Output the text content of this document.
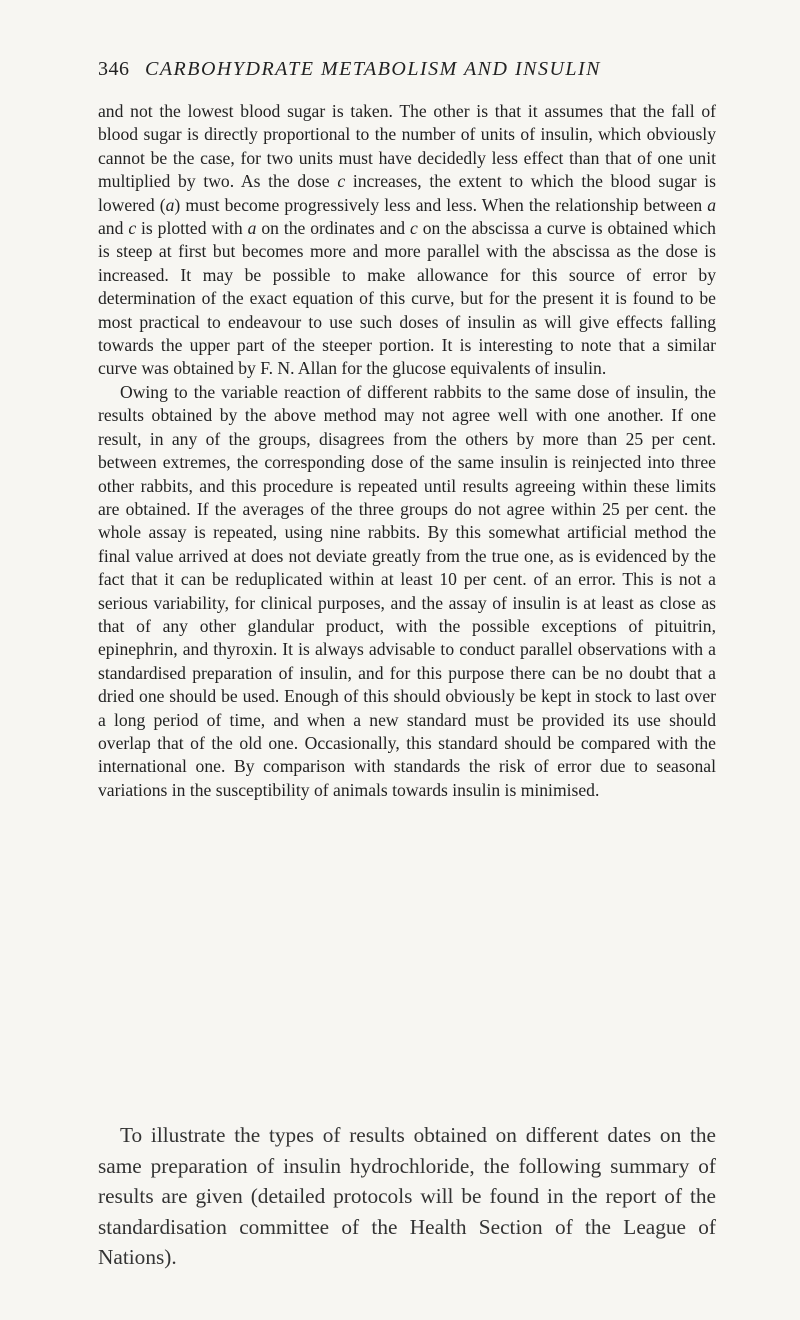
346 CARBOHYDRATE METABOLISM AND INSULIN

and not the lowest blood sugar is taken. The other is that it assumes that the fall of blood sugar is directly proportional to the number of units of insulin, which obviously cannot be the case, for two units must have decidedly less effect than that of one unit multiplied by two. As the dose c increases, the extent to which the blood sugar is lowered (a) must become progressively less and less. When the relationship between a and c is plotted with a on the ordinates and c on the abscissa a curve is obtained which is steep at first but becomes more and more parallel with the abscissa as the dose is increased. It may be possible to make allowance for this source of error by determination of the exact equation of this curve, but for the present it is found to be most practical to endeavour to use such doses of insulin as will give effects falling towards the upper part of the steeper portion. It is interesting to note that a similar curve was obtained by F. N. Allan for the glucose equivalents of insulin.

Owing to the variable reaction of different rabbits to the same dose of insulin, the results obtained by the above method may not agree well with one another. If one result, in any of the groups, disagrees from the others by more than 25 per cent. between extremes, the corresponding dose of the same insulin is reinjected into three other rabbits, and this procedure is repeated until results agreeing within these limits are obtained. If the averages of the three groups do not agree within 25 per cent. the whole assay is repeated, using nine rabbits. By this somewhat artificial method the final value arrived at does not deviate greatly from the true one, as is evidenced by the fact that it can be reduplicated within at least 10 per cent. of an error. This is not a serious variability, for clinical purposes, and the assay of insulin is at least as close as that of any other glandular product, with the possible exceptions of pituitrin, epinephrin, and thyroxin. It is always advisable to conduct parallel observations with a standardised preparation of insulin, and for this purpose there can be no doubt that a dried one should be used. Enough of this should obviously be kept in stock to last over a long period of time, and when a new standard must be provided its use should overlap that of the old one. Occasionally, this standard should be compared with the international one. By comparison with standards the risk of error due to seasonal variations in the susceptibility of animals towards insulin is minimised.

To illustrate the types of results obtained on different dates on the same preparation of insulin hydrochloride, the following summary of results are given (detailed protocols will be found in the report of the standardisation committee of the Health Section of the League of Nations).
------------
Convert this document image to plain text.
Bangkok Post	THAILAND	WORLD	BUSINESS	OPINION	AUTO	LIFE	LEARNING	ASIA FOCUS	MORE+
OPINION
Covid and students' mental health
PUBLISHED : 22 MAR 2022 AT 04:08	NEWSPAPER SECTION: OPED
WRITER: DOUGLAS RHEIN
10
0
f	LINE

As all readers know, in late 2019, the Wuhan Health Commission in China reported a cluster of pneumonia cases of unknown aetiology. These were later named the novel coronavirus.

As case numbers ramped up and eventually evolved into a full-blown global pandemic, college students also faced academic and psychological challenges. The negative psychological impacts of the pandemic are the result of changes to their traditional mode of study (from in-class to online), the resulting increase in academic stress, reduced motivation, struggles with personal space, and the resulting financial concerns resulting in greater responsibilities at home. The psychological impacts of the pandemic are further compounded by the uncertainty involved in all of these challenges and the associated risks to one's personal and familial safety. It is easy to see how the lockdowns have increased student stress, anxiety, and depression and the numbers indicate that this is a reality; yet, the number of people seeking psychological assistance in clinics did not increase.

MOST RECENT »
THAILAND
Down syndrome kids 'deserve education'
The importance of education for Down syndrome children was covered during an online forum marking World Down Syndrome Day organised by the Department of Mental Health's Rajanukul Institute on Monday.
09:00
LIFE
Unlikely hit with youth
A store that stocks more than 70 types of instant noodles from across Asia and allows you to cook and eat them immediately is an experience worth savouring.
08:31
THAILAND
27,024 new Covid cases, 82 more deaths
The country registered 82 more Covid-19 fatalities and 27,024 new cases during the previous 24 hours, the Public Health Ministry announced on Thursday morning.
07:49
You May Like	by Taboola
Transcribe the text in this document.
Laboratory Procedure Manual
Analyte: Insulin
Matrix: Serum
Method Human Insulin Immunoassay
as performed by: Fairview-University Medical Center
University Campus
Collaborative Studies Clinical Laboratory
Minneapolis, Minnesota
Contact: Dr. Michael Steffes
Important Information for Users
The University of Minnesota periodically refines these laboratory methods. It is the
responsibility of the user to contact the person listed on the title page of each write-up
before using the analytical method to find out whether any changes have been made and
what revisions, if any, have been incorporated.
------------
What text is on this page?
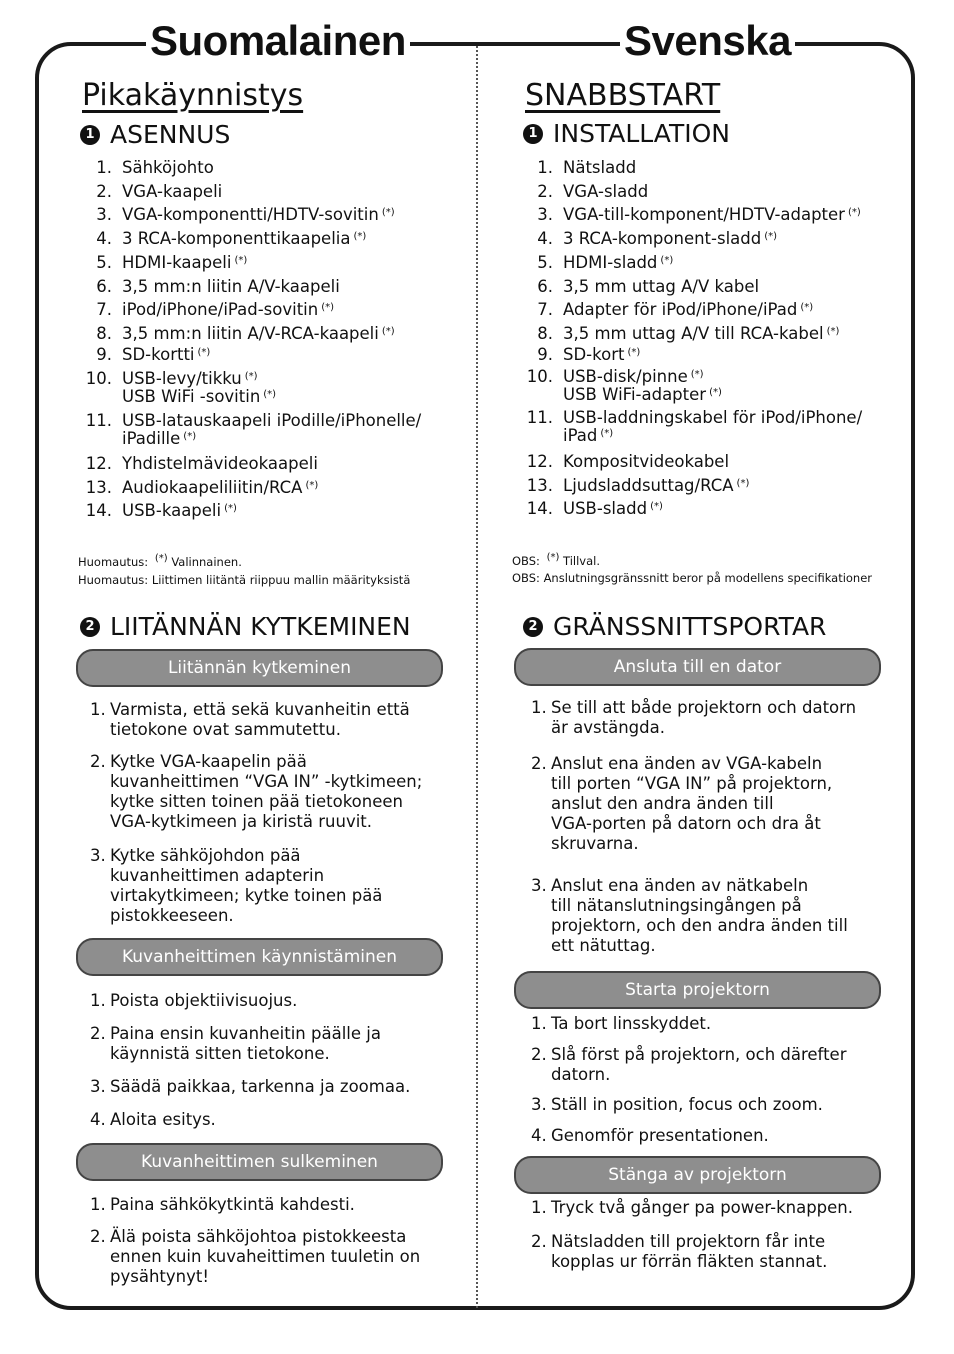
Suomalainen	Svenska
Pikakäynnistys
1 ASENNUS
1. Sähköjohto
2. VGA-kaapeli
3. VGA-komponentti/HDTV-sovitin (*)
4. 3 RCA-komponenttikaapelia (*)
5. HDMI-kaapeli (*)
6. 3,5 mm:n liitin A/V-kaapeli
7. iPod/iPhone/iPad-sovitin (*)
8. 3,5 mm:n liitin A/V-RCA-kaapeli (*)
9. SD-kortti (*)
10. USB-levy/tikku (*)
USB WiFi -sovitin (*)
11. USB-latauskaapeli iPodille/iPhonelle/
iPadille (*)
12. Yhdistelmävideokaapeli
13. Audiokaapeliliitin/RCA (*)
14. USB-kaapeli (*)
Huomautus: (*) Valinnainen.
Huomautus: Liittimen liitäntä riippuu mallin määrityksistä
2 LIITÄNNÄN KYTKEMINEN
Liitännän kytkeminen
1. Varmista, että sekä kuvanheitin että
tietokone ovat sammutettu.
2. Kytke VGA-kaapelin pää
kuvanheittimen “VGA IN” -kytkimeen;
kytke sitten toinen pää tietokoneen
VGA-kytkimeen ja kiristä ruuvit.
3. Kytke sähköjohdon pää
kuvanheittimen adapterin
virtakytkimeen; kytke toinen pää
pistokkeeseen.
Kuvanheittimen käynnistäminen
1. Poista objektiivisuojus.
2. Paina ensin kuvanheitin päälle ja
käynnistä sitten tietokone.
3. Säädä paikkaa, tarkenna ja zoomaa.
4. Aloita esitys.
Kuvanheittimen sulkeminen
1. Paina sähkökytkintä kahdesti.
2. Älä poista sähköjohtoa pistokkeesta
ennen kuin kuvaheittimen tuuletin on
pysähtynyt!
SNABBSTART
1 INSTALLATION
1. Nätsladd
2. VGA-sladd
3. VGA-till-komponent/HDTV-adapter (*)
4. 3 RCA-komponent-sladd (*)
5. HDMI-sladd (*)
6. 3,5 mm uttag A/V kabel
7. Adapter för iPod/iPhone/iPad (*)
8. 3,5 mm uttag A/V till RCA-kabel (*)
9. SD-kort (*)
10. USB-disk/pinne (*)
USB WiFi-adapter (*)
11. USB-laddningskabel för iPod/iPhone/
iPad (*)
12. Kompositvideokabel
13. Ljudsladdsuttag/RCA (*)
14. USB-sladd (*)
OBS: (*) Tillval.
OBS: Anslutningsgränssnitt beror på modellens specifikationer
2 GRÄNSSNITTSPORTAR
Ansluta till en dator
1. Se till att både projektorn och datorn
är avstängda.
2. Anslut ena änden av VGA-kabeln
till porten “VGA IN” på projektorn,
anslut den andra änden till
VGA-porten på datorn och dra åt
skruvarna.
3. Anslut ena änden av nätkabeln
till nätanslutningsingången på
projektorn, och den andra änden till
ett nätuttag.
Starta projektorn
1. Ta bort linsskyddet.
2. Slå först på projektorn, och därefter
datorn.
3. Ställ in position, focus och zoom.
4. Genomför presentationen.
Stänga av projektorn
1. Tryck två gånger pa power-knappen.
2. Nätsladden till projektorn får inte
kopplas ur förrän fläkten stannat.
------------
EXERCISE REQUIREMENTS - Look through the data above. Each line containing the word "LIFE" needs to be copied.

SOLVED PROBLEM -
Bangkok Post	THAILAND	WORLD	BUSINESS	OPINION	AUTO	LIFE	LEARNING	ASIA FOCUS	MORE+
LIFE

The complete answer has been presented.